**Entries:**
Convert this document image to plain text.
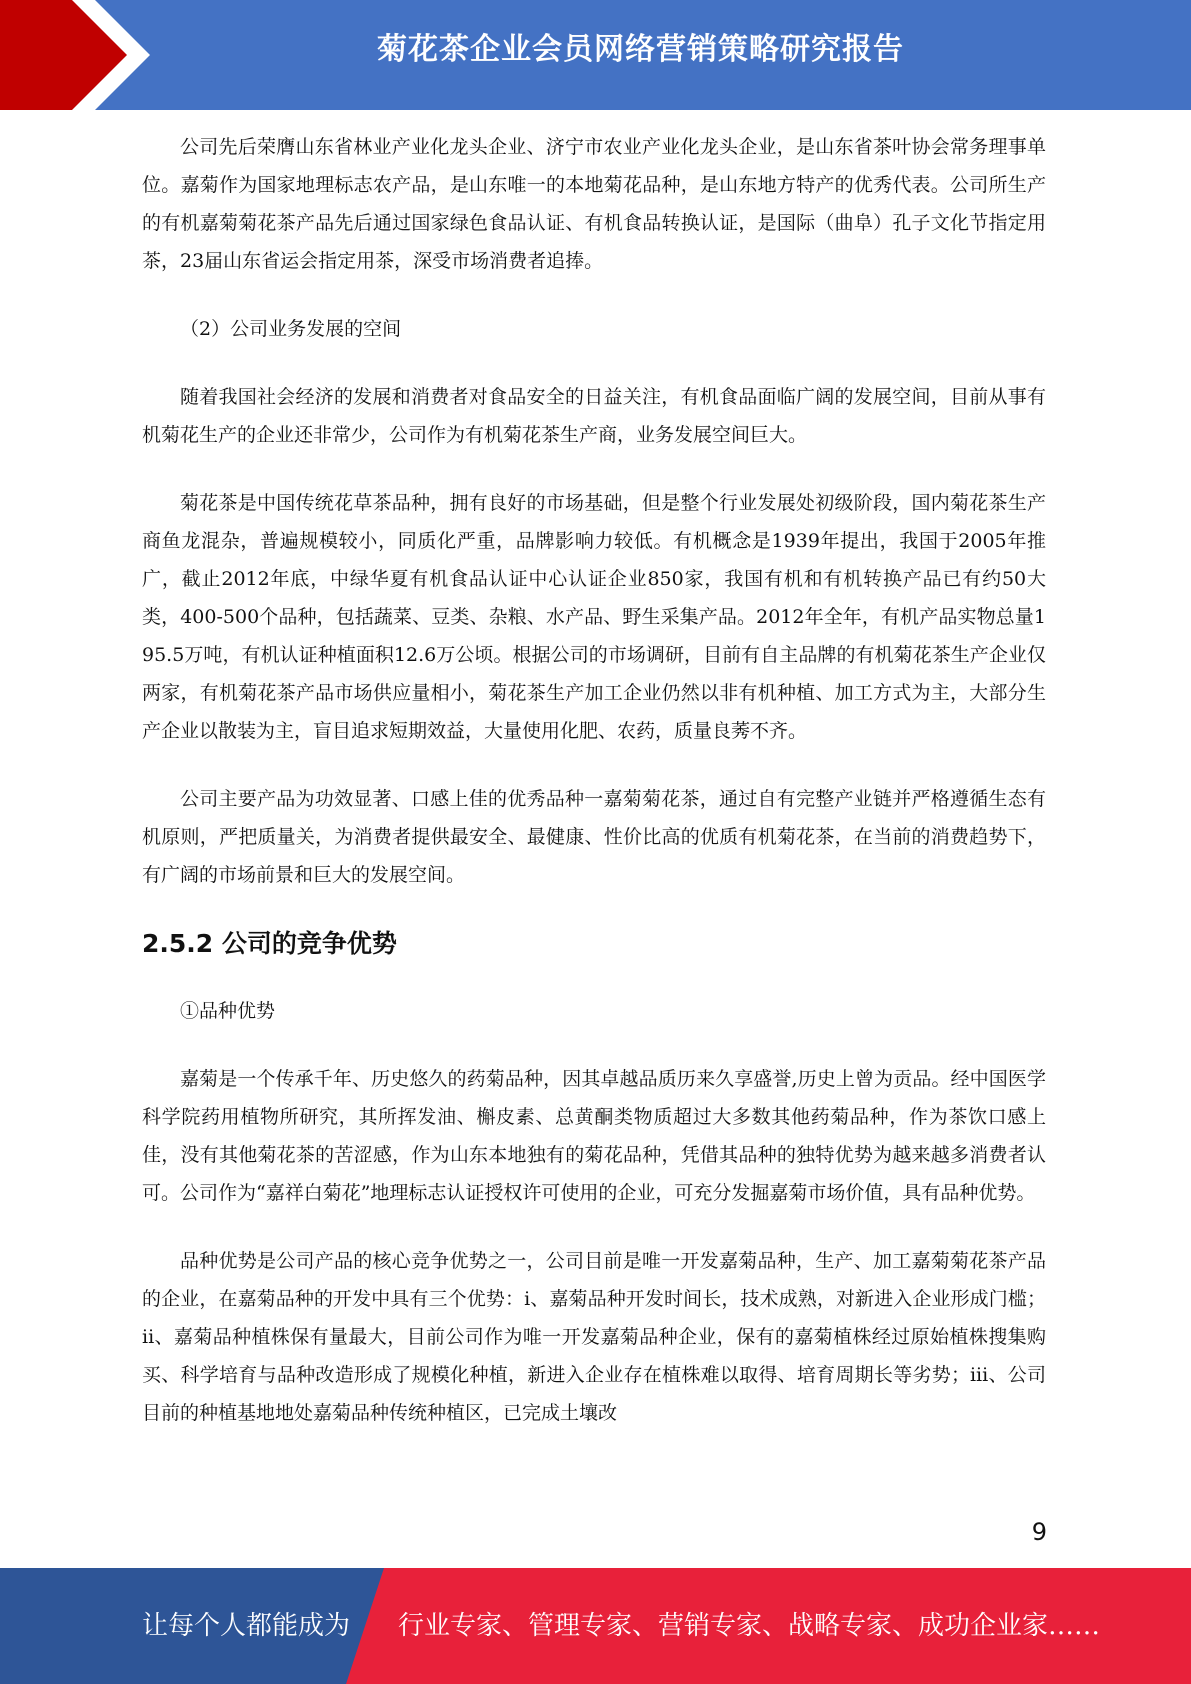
菊花茶企业会员网络营销策略研究报告

公司先后荣膺山东省林业产业化龙头企业、济宁市农业产业化龙头企业，是山东省茶叶协会常务理事单位。嘉菊作为国家地理标志农产品，是山东唯一的本地菊花品种，是山东地方特产的优秀代表。公司所生产的有机嘉菊菊花茶产品先后通过国家绿色食品认证、有机食品转换认证，是国际（曲阜）孔子文化节指定用茶，23届山东省运会指定用茶，深受市场消费者追捧。

（2）公司业务发展的空间

随着我国社会经济的发展和消费者对食品安全的日益关注，有机食品面临广阔的发展空间，目前从事有机菊花生产的企业还非常少，公司作为有机菊花茶生产商，业务发展空间巨大。

菊花茶是中国传统花草茶品种，拥有良好的市场基础，但是整个行业发展处初级阶段，国内菊花茶生产商鱼龙混杂，普遍规模较小，同质化严重，品牌影响力较低。有机概念是1939年提出，我国于2005年推广，截止2012年底，中绿华夏有机食品认证中心认证企业850家，我国有机和有机转换产品已有约50大类，400-500个品种，包括蔬菜、豆类、杂粮、水产品、野生采集产品。2012年全年，有机产品实物总量195.5万吨，有机认证种植面积12.6万公顷。根据公司的市场调研，目前有自主品牌的有机菊花茶生产企业仅两家，有机菊花茶产品市场供应量相小，菊花茶生产加工企业仍然以非有机种植、加工方式为主，大部分生产企业以散装为主，盲目追求短期效益，大量使用化肥、农药，质量良莠不齐。

公司主要产品为功效显著、口感上佳的优秀品种一嘉菊菊花茶，通过自有完整产业链并严格遵循生态有机原则，严把质量关，为消费者提供最安全、最健康、性价比高的优质有机菊花茶，在当前的消费趋势下，有广阔的市场前景和巨大的发展空间。

2.5.2 公司的竞争优势

①品种优势

嘉菊是一个传承千年、历史悠久的药菊品种，因其卓越品质历来久享盛誉,历史上曾为贡品。经中国医学科学院药用植物所研究，其所挥发油、槲皮素、总黄酮类物质超过大多数其他药菊品种，作为茶饮口感上佳，没有其他菊花茶的苦涩感，作为山东本地独有的菊花品种，凭借其品种的独特优势为越来越多消费者认可。公司作为“嘉祥白菊花”地理标志认证授权许可使用的企业，可充分发掘嘉菊市场价值，具有品种优势。

品种优势是公司产品的核心竞争优势之一，公司目前是唯一开发嘉菊品种，生产、加工嘉菊菊花茶产品的企业，在嘉菊品种的开发中具有三个优势：i、嘉菊品种开发时间长，技术成熟，对新进入企业形成门槛；ii、嘉菊品种植株保有量最大，目前公司作为唯一开发嘉菊品种企业，保有的嘉菊植株经过原始植株搜集购买、科学培育与品种改造形成了规模化种植，新进入企业存在植株难以取得、培育周期长等劣势；iii、公司目前的种植基地地处嘉菊品种传统种植区，已完成土壤改

9
让每个人都能成为 行业专家、管理专家、营销专家、战略专家、成功企业家……
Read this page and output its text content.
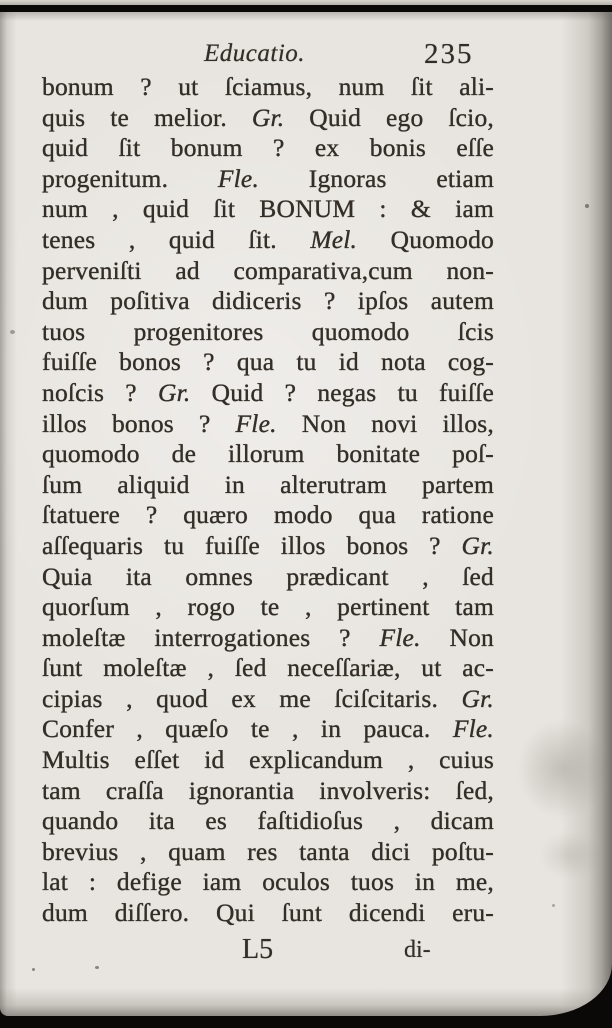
Educatio.	235
bonum ? ut ſciamus, num ſit ali-
quis te melior. Gr. Quid ego ſcio,
quid ſit bonum ? ex bonis eſſe
progenitum. Fle. Ignoras etiam
num , quid ſit BONUM : & iam
tenes , quid ſit. Mel. Quomodo
perveniſti ad comparativa,cum non-
dum poſitiva didiceris ? ipſos autem
tuos progenitores quomodo ſcis
fuiſſe bonos ? qua tu id nota cog-
noſcis ? Gr. Quid ? negas tu fuiſſe
illos bonos ? Fle. Non novi illos,
quomodo de illorum bonitate poſ-
ſum aliquid in alterutram partem
ſtatuere ? quæro modo qua ratione
aſſequaris tu fuiſſe illos bonos ? Gr.
Quia ita omnes prædicant , ſed
quorſum , rogo te , pertinent tam
moleſtæ interrogationes ? Fle. Non
ſunt moleſtæ , ſed neceſſariæ, ut ac-
cipias , quod ex me ſciſcitaris. Gr.
Confer , quæſo te , in pauca. Fle.
Multis eſſet id explicandum , cuius
tam craſſa ignorantia involveris: ſed,
quando ita es faſtidioſus , dicam
brevius , quam res tanta dici poſtu-
lat : defige iam oculos tuos in me,
dum diſſero. Qui ſunt dicendi eru-
L5	di-
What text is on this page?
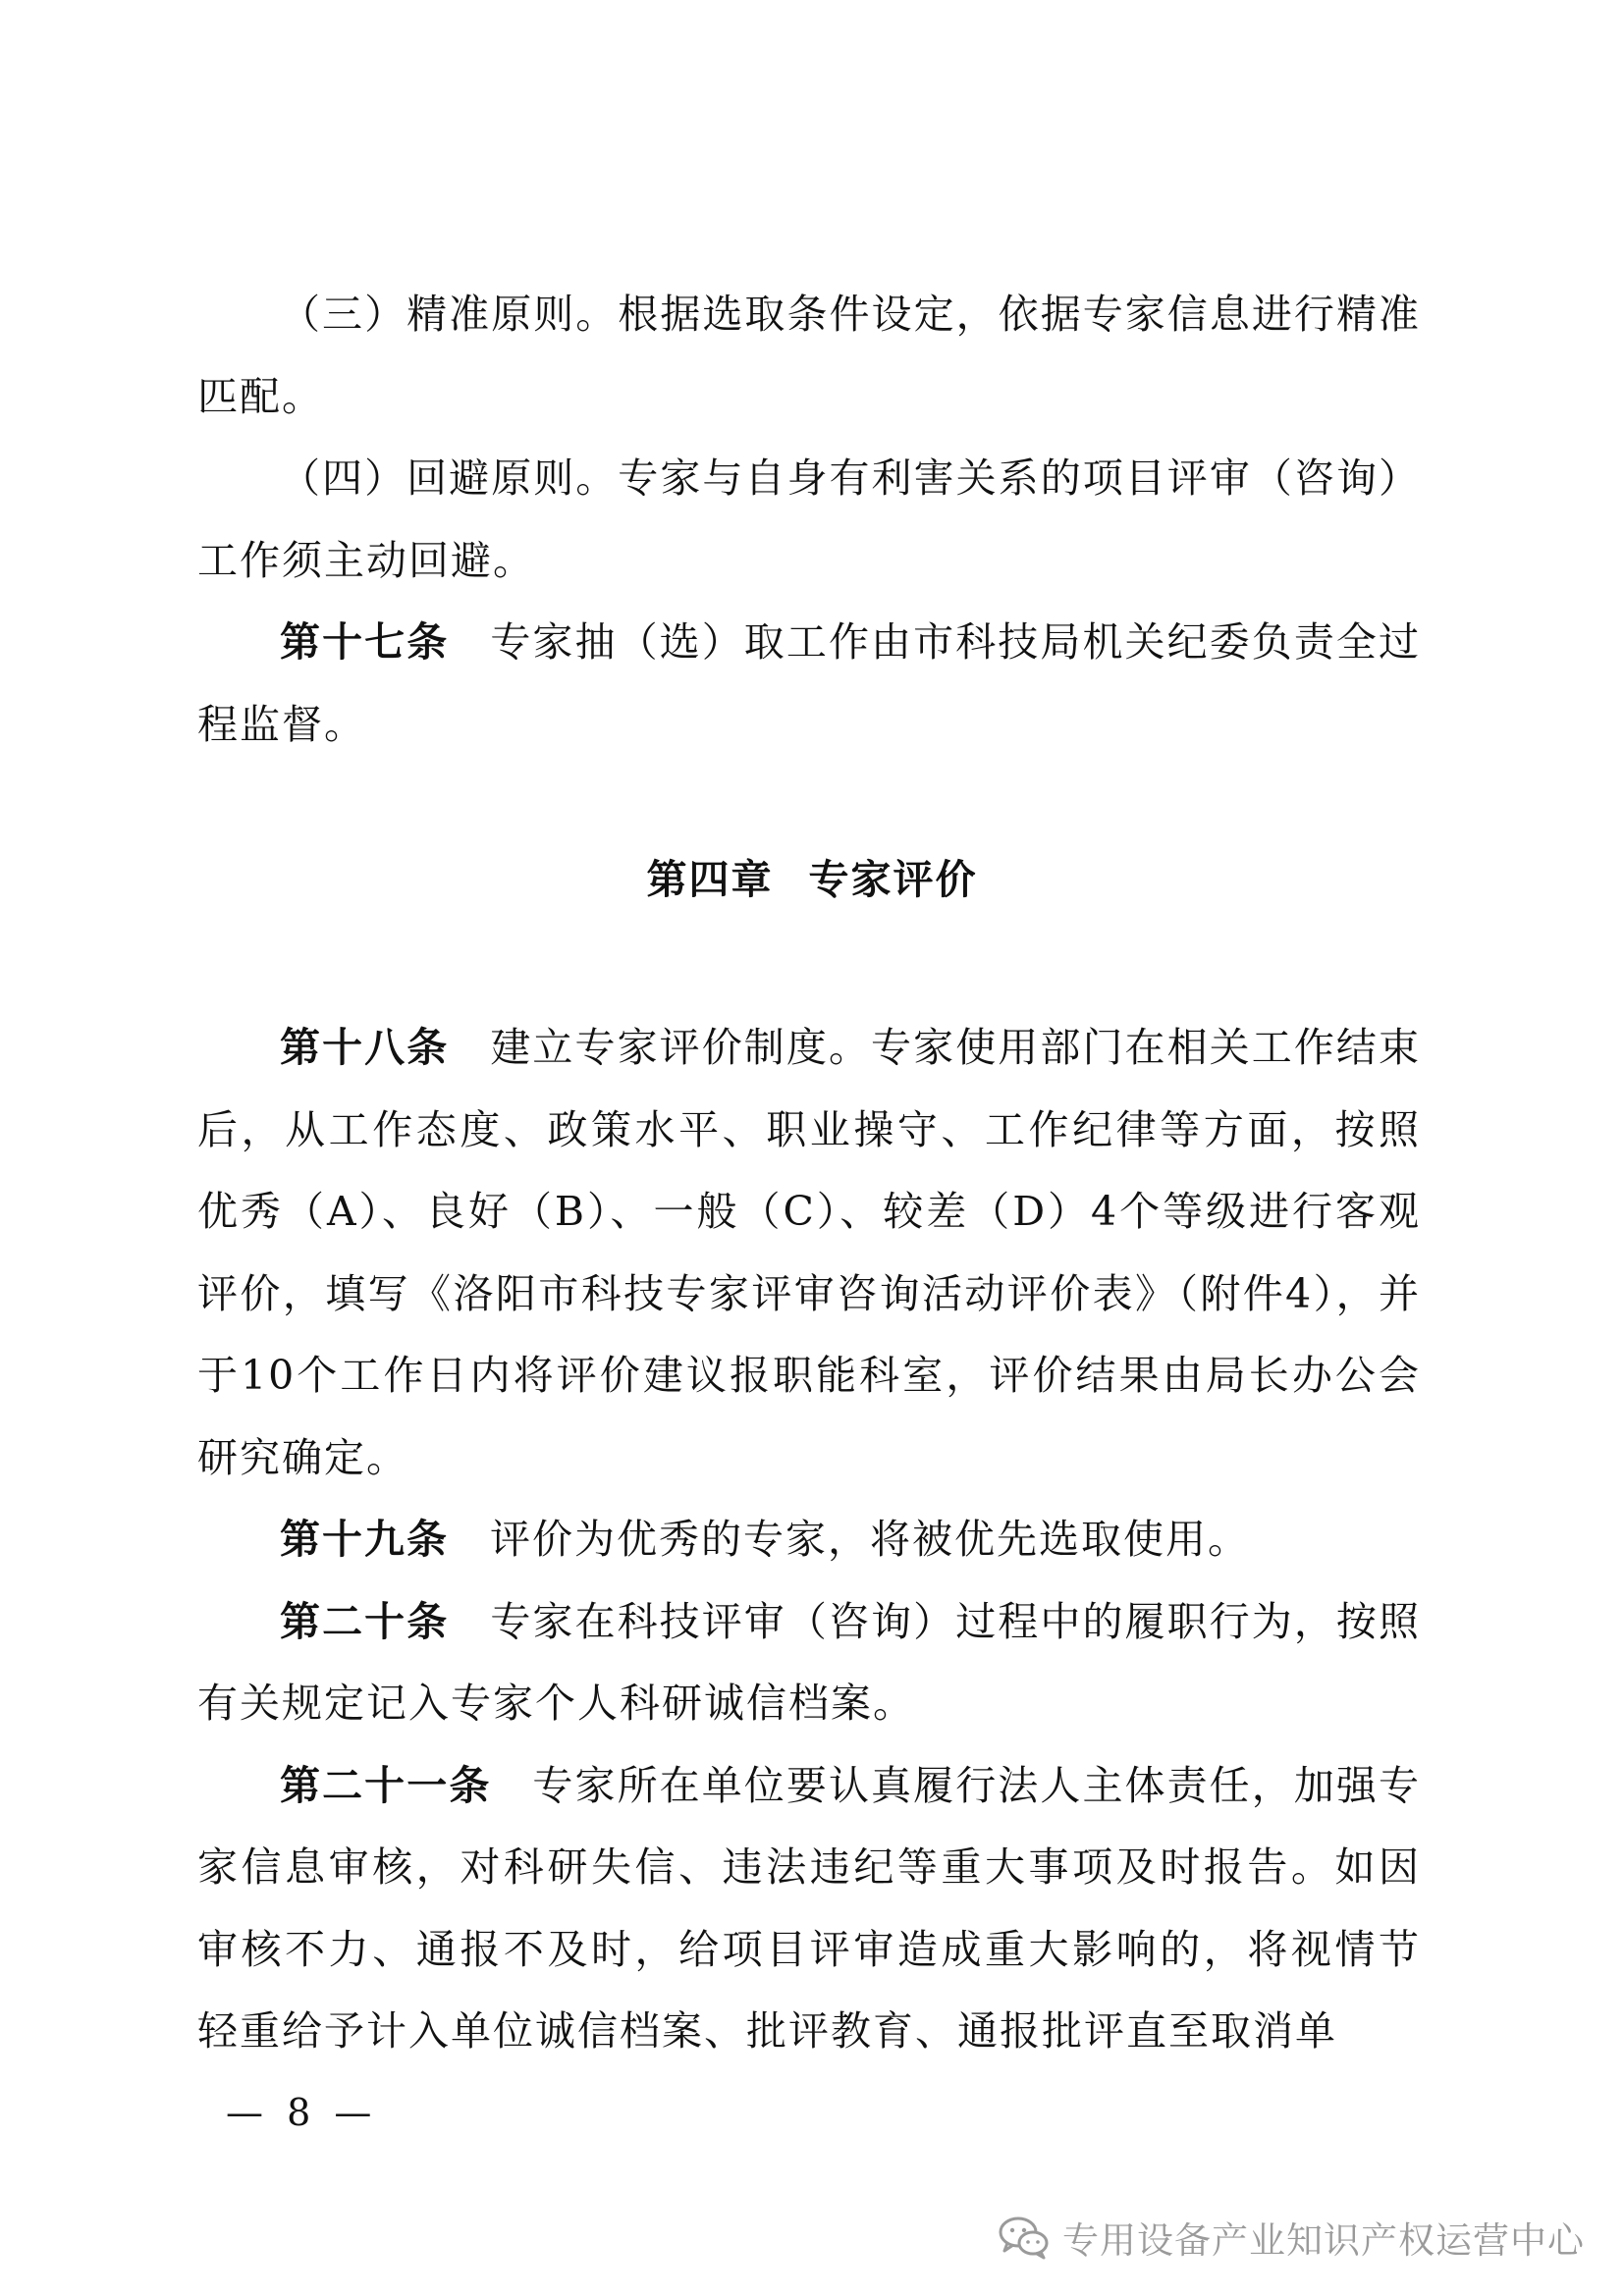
（三）精准原则。根据选取条件设定，依据专家信息进行精准匹配。

（四）回避原则。专家与自身有利害关系的项目评审（咨询）工作须主动回避。

第十七条 专家抽（选）取工作由市科技局机关纪委负责全过程监督。

第四章 专家评价

第十八条 建立专家评价制度。专家使用部门在相关工作结束后，从工作态度、政策水平、职业操守、工作纪律等方面，按照优秀（A）、良好（B）、一般（C）、较差（D）4个等级进行客观评价，填写《洛阳市科技专家评审咨询活动评价表》（附件4），并于10个工作日内将评价建议报职能科室，评价结果由局长办公会研究确定。

第十九条 评价为优秀的专家，将被优先选取使用。

第二十条 专家在科技评审（咨询）过程中的履职行为，按照有关规定记入专家个人科研诚信档案。

第二十一条 专家所在单位要认真履行法人主体责任，加强专家信息审核，对科研失信、违法违纪等重大事项及时报告。如因审核不力、通报不及时，给项目评审造成重大影响的，将视情节轻重给予计入单位诚信档案、批评教育、通报批评直至取消单

— 8 —
专用设备产业知识产权运营中心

**Exercise requirements:** Out of the preceding entries, pull every line containing the string "bonos".

**Reply to the task:**
fuiſſe bonos ? qua tu id nota cog-
illos bonos ? Fle. Non novi illos,
aſſequaris tu fuiſſe illos bonos ? Gr.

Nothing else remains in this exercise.